- EXERCISE GOAL -
Reproduce all of the data below without alteration; exclude every picture.

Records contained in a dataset
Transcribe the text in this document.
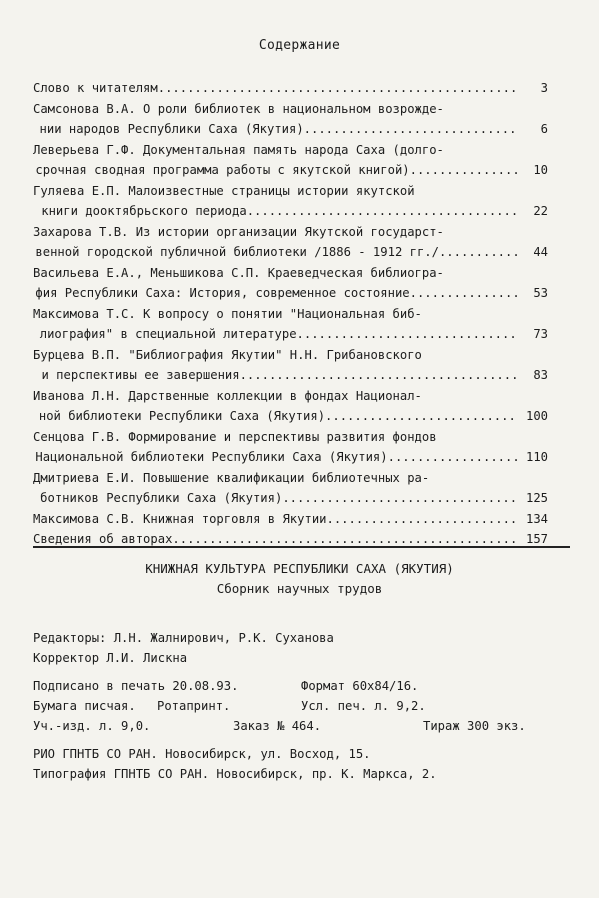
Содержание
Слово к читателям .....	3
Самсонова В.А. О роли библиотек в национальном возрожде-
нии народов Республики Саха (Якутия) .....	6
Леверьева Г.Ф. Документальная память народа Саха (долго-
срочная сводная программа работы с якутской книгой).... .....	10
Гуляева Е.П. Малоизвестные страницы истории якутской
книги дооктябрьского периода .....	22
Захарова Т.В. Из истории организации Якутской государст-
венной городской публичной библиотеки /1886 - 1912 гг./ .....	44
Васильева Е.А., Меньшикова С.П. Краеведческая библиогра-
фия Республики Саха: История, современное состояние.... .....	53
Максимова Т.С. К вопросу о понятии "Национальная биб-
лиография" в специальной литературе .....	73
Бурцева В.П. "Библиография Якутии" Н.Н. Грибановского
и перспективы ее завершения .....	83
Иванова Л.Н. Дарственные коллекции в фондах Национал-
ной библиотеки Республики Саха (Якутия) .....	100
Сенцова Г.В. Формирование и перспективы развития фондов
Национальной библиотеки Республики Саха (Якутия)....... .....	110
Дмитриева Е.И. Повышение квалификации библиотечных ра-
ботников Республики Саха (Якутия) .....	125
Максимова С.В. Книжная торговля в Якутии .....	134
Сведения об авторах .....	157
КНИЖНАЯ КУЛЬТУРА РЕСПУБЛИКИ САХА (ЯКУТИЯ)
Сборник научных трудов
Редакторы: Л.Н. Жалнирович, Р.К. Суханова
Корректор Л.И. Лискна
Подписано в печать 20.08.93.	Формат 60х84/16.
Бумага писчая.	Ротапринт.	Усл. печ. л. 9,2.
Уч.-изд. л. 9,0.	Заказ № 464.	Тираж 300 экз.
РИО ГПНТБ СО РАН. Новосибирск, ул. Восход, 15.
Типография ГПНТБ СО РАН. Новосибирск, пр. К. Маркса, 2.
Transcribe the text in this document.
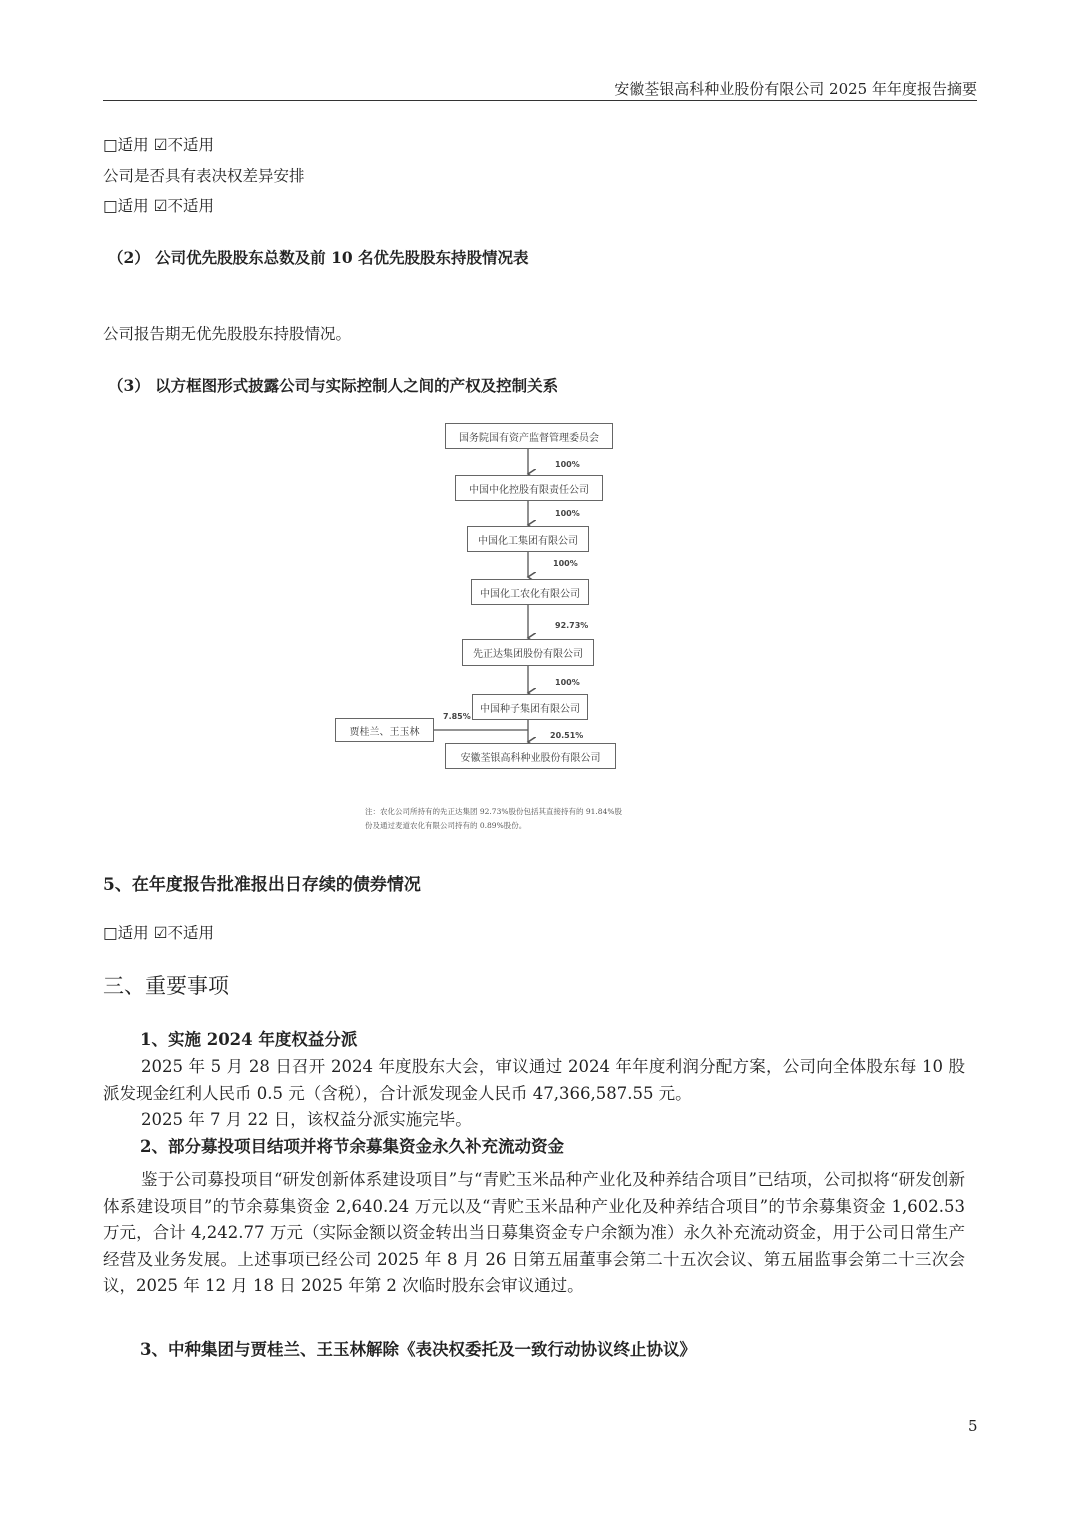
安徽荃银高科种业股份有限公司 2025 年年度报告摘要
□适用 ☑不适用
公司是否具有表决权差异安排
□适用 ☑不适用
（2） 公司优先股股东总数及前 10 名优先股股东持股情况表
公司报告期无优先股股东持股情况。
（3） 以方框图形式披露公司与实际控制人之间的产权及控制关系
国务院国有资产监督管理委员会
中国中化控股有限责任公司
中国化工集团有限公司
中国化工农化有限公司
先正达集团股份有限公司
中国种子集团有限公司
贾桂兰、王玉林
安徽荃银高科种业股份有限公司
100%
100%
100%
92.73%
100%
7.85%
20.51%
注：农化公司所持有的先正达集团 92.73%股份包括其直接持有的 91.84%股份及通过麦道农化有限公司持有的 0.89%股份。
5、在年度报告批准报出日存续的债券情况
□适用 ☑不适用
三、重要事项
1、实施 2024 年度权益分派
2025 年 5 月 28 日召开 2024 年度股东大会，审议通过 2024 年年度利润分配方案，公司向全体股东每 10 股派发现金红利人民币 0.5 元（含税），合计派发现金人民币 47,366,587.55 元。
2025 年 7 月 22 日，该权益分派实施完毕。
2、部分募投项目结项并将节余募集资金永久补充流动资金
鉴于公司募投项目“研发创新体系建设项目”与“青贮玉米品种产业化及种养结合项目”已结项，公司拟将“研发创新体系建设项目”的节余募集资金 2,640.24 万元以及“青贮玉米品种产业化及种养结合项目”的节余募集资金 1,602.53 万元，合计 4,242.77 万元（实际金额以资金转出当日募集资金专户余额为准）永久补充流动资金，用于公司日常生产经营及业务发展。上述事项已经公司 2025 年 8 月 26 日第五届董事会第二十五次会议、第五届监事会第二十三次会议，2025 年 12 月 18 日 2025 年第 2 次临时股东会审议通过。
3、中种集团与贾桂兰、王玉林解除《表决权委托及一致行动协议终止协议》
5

- OUTPUT BELOW -
Transcribe the text in this document.
Содержание
Слово к читателям .....	3
Самсонова В.А. О роли библиотек в национальном возрожде-
нии народов Республики Саха (Якутия) .....	6
Леверьева Г.Ф. Документальная память народа Саха (долго-
срочная сводная программа работы с якутской книгой).... .....	10
Гуляева Е.П. Малоизвестные страницы истории якутской
книги дооктябрьского периода .....	22
Захарова Т.В. Из истории организации Якутской государст-
венной городской публичной библиотеки /1886 - 1912 гг./ .....	44
Васильева Е.А., Меньшикова С.П. Краеведческая библиогра-
фия Республики Саха: История, современное состояние.... .....	53
Максимова Т.С. К вопросу о понятии "Национальная биб-
лиография" в специальной литературе .....	73
Бурцева В.П. "Библиография Якутии" Н.Н. Грибановского
и перспективы ее завершения .....	83
Иванова Л.Н. Дарственные коллекции в фондах Национал-
ной библиотеки Республики Саха (Якутия) .....	100
Сенцова Г.В. Формирование и перспективы развития фондов
Национальной библиотеки Республики Саха (Якутия)....... .....	110
Дмитриева Е.И. Повышение квалификации библиотечных ра-
ботников Республики Саха (Якутия) .....	125
Максимова С.В. Книжная торговля в Якутии .....	134
Сведения об авторах .....	157
КНИЖНАЯ КУЛЬТУРА РЕСПУБЛИКИ САХА (ЯКУТИЯ)
Сборник научных трудов
Редакторы: Л.Н. Жалнирович, Р.К. Суханова
Корректор Л.И. Лискна
Подписано в печать 20.08.93.	Формат 60х84/16.
Бумага писчая.	Ротапринт.	Усл. печ. л. 9,2.
Уч.-изд. л. 9,0.	Заказ № 464.	Тираж 300 экз.
РИО ГПНТБ СО РАН. Новосибирск, ул. Восход, 15.
Типография ГПНТБ СО РАН. Новосибирск, пр. К. Маркса, 2.
Transcribe the text in this document.
安徽荃银高科种业股份有限公司 2025 年年度报告摘要
□适用 ☑不适用
公司是否具有表决权差异安排
□适用 ☑不适用
（2） 公司优先股股东总数及前 10 名优先股股东持股情况表
公司报告期无优先股股东持股情况。
（3） 以方框图形式披露公司与实际控制人之间的产权及控制关系
国务院国有资产监督管理委员会
中国中化控股有限责任公司
中国化工集团有限公司
中国化工农化有限公司
先正达集团股份有限公司
中国种子集团有限公司
贾桂兰、王玉林
安徽荃银高科种业股份有限公司
100%
100%
100%
92.73%
100%
7.85%
20.51%
注：农化公司所持有的先正达集团 92.73%股份包括其直接持有的 91.84%股份及通过麦道农化有限公司持有的 0.89%股份。
5、在年度报告批准报出日存续的债券情况
□适用 ☑不适用
三、重要事项
1、实施 2024 年度权益分派
2025 年 5 月 28 日召开 2024 年度股东大会，审议通过 2024 年年度利润分配方案，公司向全体股东每 10 股派发现金红利人民币 0.5 元（含税），合计派发现金人民币 47,366,587.55 元。
2025 年 7 月 22 日，该权益分派实施完毕。
2、部分募投项目结项并将节余募集资金永久补充流动资金
鉴于公司募投项目“研发创新体系建设项目”与“青贮玉米品种产业化及种养结合项目”已结项，公司拟将“研发创新体系建设项目”的节余募集资金 2,640.24 万元以及“青贮玉米品种产业化及种养结合项目”的节余募集资金 1,602.53 万元，合计 4,242.77 万元（实际金额以资金转出当日募集资金专户余额为准）永久补充流动资金，用于公司日常生产经营及业务发展。上述事项已经公司 2025 年 8 月 26 日第五届董事会第二十五次会议、第五届监事会第二十三次会议，2025 年 12 月 18 日 2025 年第 2 次临时股东会审议通过。
3、中种集团与贾桂兰、王玉林解除《表决权委托及一致行动协议终止协议》
5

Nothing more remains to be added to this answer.